# EXERCISE:
Transcribe the material below exactly as it appears.
'''
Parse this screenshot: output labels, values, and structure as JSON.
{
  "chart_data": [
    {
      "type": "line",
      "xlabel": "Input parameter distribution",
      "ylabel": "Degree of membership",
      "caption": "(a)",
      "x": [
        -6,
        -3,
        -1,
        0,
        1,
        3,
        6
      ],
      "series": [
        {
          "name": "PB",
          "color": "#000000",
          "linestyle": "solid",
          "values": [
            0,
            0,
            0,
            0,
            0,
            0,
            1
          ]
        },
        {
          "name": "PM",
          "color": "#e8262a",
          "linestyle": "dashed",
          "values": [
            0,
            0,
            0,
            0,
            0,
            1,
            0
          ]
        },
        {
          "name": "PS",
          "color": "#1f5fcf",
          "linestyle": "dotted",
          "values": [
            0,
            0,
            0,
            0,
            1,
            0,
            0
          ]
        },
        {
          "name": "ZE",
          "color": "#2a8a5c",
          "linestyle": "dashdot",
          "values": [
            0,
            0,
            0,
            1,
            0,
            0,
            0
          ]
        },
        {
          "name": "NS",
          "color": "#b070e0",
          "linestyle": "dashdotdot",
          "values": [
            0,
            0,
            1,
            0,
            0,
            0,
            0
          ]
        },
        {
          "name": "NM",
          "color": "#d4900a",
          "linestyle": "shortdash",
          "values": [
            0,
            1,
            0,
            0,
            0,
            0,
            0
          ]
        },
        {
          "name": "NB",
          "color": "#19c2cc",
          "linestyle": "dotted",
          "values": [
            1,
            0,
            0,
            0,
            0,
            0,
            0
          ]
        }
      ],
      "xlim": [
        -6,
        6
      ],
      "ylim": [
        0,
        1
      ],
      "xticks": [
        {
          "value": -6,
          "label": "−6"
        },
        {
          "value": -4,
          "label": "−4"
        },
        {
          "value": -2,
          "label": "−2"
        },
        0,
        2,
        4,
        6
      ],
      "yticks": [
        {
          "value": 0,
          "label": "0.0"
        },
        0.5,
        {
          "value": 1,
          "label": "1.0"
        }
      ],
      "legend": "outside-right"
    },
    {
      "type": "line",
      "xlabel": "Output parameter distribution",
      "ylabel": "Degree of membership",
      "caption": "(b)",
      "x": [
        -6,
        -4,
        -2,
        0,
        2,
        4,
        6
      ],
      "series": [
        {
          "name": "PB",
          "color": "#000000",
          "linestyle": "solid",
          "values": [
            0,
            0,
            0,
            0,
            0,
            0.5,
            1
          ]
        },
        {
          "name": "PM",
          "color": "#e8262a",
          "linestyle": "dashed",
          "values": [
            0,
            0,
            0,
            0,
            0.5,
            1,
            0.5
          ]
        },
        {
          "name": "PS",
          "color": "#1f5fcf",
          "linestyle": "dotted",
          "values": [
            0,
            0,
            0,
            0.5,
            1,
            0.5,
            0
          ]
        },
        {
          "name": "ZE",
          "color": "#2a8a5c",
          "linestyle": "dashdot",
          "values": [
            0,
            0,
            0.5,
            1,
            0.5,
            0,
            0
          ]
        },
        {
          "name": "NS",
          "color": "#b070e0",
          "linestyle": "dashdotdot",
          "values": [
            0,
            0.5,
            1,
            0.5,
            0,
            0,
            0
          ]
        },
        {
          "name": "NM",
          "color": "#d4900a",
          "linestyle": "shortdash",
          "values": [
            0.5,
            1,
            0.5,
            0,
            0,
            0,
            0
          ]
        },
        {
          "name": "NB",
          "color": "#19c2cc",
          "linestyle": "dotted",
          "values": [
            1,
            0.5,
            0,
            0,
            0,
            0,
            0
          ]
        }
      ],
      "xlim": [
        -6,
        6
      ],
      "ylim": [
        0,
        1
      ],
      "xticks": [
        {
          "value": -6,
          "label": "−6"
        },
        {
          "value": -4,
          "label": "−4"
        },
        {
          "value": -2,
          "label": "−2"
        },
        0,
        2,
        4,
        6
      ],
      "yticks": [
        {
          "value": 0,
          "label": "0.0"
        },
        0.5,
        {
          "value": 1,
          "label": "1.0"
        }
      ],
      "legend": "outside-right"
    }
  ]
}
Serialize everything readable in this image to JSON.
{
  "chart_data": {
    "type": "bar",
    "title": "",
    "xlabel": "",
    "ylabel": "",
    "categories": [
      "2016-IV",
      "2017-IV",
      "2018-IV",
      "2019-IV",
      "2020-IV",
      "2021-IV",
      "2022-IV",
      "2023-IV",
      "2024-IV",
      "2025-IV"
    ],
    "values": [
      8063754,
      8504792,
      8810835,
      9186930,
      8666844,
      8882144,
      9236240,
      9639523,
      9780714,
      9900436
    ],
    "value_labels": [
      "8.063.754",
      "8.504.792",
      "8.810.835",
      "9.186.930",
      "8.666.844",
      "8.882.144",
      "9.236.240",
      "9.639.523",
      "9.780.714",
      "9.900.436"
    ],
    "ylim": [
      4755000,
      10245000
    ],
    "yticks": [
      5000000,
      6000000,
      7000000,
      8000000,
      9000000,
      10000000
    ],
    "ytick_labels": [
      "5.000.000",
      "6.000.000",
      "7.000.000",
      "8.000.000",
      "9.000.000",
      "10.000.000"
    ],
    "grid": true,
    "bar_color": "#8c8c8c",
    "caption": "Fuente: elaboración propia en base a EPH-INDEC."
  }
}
'''
# WRITTEN SOLUTION:
Parse this screenshot: output labels, values, and structure as JSON.
{
  "chart_data": [
    {
      "type": "line",
      "xlabel": "Input parameter distribution",
      "ylabel": "Degree of membership",
      "caption": "(a)",
      "x": [
        -6,
        -3,
        -1,
        0,
        1,
        3,
        6
      ],
      "series": [
        {
          "name": "PB",
          "color": "#000000",
          "linestyle": "solid",
          "values": [
            0,
            0,
            0,
            0,
            0,
            0,
            1
          ]
        },
        {
          "name": "PM",
          "color": "#e8262a",
          "linestyle": "dashed",
          "values": [
            0,
            0,
            0,
            0,
            0,
            1,
            0
          ]
        },
        {
          "name": "PS",
          "color": "#1f5fcf",
          "linestyle": "dotted",
          "values": [
            0,
            0,
            0,
            0,
            1,
            0,
            0
          ]
        },
        {
          "name": "ZE",
          "color": "#2a8a5c",
          "linestyle": "dashdot",
          "values": [
            0,
            0,
            0,
            1,
            0,
            0,
            0
          ]
        },
        {
          "name": "NS",
          "color": "#b070e0",
          "linestyle": "dashdotdot",
          "values": [
            0,
            0,
            1,
            0,
            0,
            0,
            0
          ]
        },
        {
          "name": "NM",
          "color": "#d4900a",
          "linestyle": "shortdash",
          "values": [
            0,
            1,
            0,
            0,
            0,
            0,
            0
          ]
        },
        {
          "name": "NB",
          "color": "#19c2cc",
          "linestyle": "dotted",
          "values": [
            1,
            0,
            0,
            0,
            0,
            0,
            0
          ]
        }
      ],
      "xlim": [
        -6,
        6
      ],
      "ylim": [
        0,
        1
      ],
      "xticks": [
        {
          "value": -6,
          "label": "−6"
        },
        {
          "value": -4,
          "label": "−4"
        },
        {
          "value": -2,
          "label": "−2"
        },
        0,
        2,
        4,
        6
      ],
      "yticks": [
        {
          "value": 0,
          "label": "0.0"
        },
        0.5,
        {
          "value": 1,
          "label": "1.0"
        }
      ],
      "legend": "outside-right"
    },
    {
      "type": "line",
      "xlabel": "Output parameter distribution",
      "ylabel": "Degree of membership",
      "caption": "(b)",
      "x": [
        -6,
        -4,
        -2,
        0,
        2,
        4,
        6
      ],
      "series": [
        {
          "name": "PB",
          "color": "#000000",
          "linestyle": "solid",
          "values": [
            0,
            0,
            0,
            0,
            0,
            0.5,
            1
          ]
        },
        {
          "name": "PM",
          "color": "#e8262a",
          "linestyle": "dashed",
          "values": [
            0,
            0,
            0,
            0,
            0.5,
            1,
            0.5
          ]
        },
        {
          "name": "PS",
          "color": "#1f5fcf",
          "linestyle": "dotted",
          "values": [
            0,
            0,
            0,
            0.5,
            1,
            0.5,
            0
          ]
        },
        {
          "name": "ZE",
          "color": "#2a8a5c",
          "linestyle": "dashdot",
          "values": [
            0,
            0,
            0.5,
            1,
            0.5,
            0,
            0
          ]
        },
        {
          "name": "NS",
          "color": "#b070e0",
          "linestyle": "dashdotdot",
          "values": [
            0,
            0.5,
            1,
            0.5,
            0,
            0,
            0
          ]
        },
        {
          "name": "NM",
          "color": "#d4900a",
          "linestyle": "shortdash",
          "values": [
            0.5,
            1,
            0.5,
            0,
            0,
            0,
            0
          ]
        },
        {
          "name": "NB",
          "color": "#19c2cc",
          "linestyle": "dotted",
          "values": [
            1,
            0.5,
            0,
            0,
            0,
            0,
            0
          ]
        }
      ],
      "xlim": [
        -6,
        6
      ],
      "ylim": [
        0,
        1
      ],
      "xticks": [
        {
          "value": -6,
          "label": "−6"
        },
        {
          "value": -4,
          "label": "−4"
        },
        {
          "value": -2,
          "label": "−2"
        },
        0,
        2,
        4,
        6
      ],
      "yticks": [
        {
          "value": 0,
          "label": "0.0"
        },
        0.5,
        {
          "value": 1,
          "label": "1.0"
        }
      ],
      "legend": "outside-right"
    }
  ]
}
Serialize everything readable in this image to JSON.
{
  "chart_data": {
    "type": "bar",
    "title": "",
    "xlabel": "",
    "ylabel": "",
    "categories": [
      "2016-IV",
      "2017-IV",
      "2018-IV",
      "2019-IV",
      "2020-IV",
      "2021-IV",
      "2022-IV",
      "2023-IV",
      "2024-IV",
      "2025-IV"
    ],
    "values": [
      8063754,
      8504792,
      8810835,
      9186930,
      8666844,
      8882144,
      9236240,
      9639523,
      9780714,
      9900436
    ],
    "value_labels": [
      "8.063.754",
      "8.504.792",
      "8.810.835",
      "9.186.930",
      "8.666.844",
      "8.882.144",
      "9.236.240",
      "9.639.523",
      "9.780.714",
      "9.900.436"
    ],
    "ylim": [
      4755000,
      10245000
    ],
    "yticks": [
      5000000,
      6000000,
      7000000,
      8000000,
      9000000,
      10000000
    ],
    "ytick_labels": [
      "5.000.000",
      "6.000.000",
      "7.000.000",
      "8.000.000",
      "9.000.000",
      "10.000.000"
    ],
    "grid": true,
    "bar_color": "#8c8c8c",
    "caption": "Fuente: elaboración propia en base a EPH-INDEC."
  }
}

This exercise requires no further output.